▶ _TASK TO COMPLETE_
Locate each line with the string "ylabel" in the listing below and copy it.

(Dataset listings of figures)
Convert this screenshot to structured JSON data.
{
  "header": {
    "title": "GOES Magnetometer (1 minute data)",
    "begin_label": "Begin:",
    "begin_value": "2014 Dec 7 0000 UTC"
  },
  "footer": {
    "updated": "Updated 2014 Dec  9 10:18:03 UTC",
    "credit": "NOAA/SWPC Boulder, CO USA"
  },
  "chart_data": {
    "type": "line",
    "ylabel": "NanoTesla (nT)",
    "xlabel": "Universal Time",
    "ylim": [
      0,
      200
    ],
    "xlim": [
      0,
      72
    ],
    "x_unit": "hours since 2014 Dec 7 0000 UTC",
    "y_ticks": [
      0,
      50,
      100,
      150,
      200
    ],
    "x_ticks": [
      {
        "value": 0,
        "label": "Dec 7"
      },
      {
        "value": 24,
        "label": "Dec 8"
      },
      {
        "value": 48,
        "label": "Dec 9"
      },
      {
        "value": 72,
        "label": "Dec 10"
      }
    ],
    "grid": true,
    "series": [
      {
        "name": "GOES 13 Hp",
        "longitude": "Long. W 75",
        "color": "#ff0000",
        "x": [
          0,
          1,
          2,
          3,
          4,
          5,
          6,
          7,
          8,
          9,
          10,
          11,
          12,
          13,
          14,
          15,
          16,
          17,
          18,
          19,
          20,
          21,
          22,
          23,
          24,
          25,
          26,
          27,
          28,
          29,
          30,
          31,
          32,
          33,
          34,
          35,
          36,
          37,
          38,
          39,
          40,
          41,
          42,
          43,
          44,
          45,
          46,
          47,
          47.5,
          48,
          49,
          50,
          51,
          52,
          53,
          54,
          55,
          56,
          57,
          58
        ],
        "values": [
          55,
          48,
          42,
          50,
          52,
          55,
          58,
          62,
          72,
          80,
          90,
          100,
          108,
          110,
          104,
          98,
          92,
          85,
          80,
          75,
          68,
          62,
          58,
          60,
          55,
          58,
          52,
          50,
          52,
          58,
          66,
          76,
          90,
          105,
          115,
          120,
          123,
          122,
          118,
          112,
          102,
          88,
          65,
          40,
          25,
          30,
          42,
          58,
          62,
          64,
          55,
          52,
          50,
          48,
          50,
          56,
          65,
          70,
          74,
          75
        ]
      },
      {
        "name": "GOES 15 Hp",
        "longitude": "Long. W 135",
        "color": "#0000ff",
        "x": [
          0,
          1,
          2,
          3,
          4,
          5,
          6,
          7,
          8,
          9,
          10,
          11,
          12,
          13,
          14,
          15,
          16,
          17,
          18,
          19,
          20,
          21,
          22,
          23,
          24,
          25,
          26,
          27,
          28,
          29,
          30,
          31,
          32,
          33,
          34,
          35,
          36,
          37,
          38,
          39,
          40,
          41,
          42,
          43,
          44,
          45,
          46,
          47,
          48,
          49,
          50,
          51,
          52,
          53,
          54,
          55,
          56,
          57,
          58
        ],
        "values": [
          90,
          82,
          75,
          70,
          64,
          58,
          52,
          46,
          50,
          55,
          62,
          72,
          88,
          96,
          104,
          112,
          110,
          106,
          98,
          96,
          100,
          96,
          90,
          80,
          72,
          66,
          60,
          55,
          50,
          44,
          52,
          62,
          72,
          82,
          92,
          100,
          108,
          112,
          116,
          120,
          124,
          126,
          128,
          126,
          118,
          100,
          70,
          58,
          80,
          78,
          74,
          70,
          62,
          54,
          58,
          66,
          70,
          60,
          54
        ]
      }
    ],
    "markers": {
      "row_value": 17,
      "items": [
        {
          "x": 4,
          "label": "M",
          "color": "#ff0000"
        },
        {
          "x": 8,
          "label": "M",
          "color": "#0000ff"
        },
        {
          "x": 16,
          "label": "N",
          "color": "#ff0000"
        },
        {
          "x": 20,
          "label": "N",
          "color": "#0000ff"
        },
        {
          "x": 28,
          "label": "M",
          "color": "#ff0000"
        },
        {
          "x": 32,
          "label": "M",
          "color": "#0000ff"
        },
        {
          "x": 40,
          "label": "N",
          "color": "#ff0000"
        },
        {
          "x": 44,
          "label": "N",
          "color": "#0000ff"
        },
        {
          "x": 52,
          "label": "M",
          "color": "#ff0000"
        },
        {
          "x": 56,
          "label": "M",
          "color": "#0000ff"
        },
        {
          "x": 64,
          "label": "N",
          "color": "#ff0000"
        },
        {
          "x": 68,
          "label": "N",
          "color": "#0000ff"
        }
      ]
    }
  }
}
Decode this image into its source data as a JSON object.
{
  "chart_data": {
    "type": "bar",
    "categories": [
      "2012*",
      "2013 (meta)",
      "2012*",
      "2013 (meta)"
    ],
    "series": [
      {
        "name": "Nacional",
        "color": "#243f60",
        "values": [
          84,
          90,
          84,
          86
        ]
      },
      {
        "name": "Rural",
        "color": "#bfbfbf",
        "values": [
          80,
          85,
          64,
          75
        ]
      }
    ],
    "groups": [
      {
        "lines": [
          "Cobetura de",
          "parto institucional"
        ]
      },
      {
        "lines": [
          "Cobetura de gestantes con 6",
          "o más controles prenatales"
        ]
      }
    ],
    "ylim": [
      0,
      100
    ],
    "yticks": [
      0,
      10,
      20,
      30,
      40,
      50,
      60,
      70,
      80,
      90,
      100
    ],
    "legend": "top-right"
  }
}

--

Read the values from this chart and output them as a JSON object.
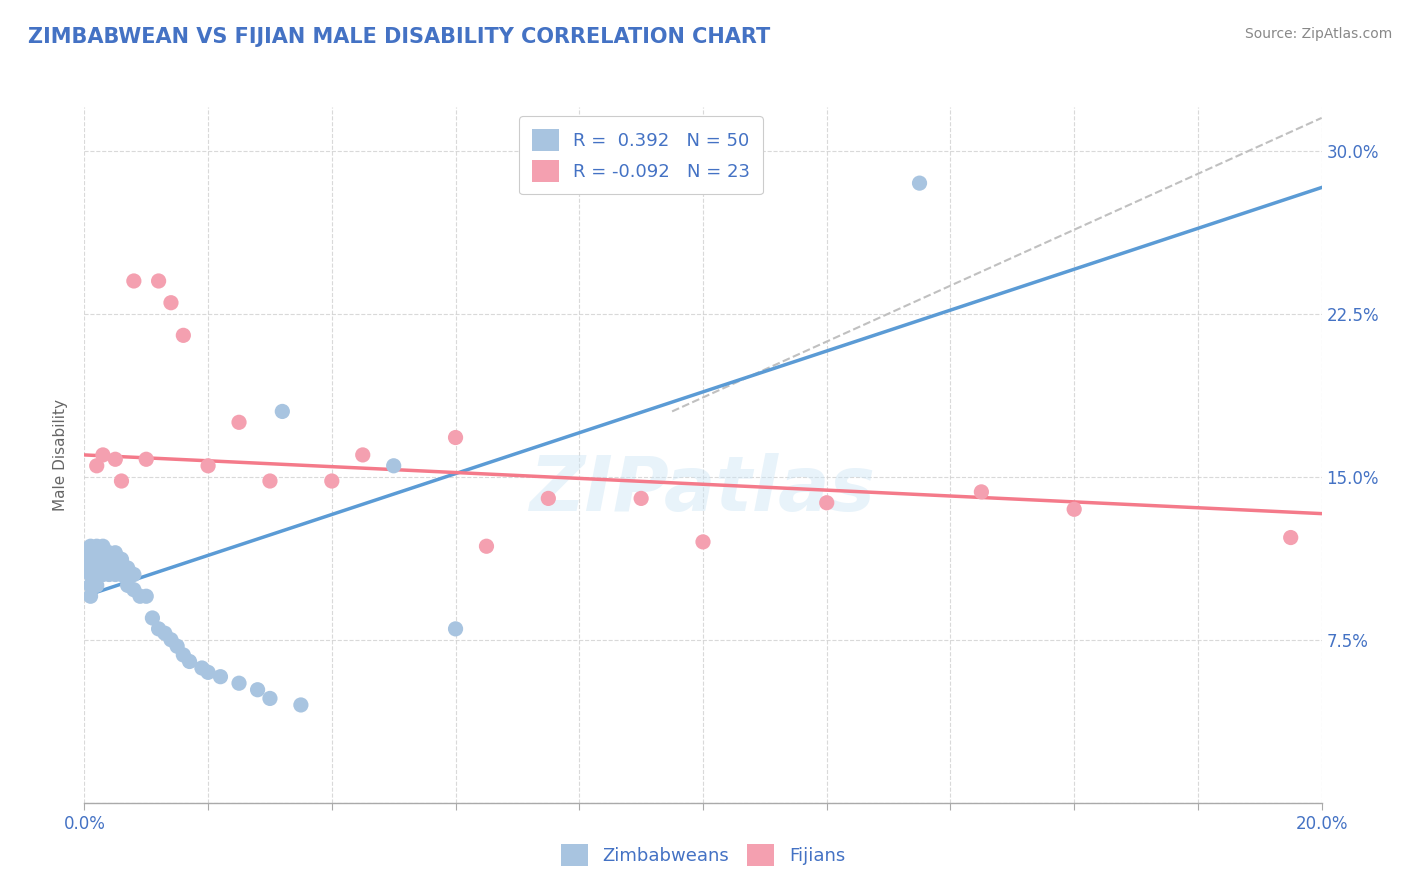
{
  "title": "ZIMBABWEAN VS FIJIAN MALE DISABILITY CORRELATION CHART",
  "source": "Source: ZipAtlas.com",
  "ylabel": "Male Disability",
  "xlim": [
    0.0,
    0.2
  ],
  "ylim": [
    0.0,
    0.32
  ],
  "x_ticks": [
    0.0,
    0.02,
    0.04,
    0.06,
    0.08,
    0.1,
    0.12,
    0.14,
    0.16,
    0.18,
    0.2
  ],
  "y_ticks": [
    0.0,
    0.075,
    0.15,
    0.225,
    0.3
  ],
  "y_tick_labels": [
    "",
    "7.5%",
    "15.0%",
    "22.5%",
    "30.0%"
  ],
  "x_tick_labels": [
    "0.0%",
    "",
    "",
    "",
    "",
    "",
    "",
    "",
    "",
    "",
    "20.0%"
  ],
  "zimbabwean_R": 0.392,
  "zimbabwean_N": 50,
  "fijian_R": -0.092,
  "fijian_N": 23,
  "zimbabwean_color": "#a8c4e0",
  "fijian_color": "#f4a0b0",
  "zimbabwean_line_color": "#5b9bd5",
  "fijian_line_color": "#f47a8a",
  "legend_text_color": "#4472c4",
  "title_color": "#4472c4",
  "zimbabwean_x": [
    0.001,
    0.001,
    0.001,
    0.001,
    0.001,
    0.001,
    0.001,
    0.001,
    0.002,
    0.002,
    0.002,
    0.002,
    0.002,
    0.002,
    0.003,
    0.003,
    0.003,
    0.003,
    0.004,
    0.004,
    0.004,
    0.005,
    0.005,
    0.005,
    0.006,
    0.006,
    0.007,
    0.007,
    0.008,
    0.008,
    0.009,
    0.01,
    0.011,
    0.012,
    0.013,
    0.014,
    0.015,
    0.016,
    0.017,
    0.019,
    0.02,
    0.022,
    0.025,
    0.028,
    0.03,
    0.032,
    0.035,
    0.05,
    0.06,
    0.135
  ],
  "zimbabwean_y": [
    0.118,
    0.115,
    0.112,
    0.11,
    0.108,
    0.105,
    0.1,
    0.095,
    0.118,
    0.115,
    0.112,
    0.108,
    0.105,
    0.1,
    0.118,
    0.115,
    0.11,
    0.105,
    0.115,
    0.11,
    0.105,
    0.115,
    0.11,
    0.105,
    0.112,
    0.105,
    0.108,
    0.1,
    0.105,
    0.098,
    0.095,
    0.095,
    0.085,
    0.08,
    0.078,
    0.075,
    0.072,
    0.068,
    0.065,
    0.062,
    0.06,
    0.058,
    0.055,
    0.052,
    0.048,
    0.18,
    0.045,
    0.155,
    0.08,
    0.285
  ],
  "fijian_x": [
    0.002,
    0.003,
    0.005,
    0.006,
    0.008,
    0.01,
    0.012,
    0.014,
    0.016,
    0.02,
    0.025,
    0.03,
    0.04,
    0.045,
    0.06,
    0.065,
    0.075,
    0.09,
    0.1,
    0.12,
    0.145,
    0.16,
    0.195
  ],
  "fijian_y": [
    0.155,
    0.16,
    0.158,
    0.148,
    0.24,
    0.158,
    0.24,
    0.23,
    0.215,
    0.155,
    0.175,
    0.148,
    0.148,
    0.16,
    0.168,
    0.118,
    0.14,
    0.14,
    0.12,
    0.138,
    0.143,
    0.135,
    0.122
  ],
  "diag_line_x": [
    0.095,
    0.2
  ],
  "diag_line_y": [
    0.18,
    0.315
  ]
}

▶ _TASK RESULT_
    "ylabel": "NanoTesla (nT)",
  "ylabel": "Male Disability",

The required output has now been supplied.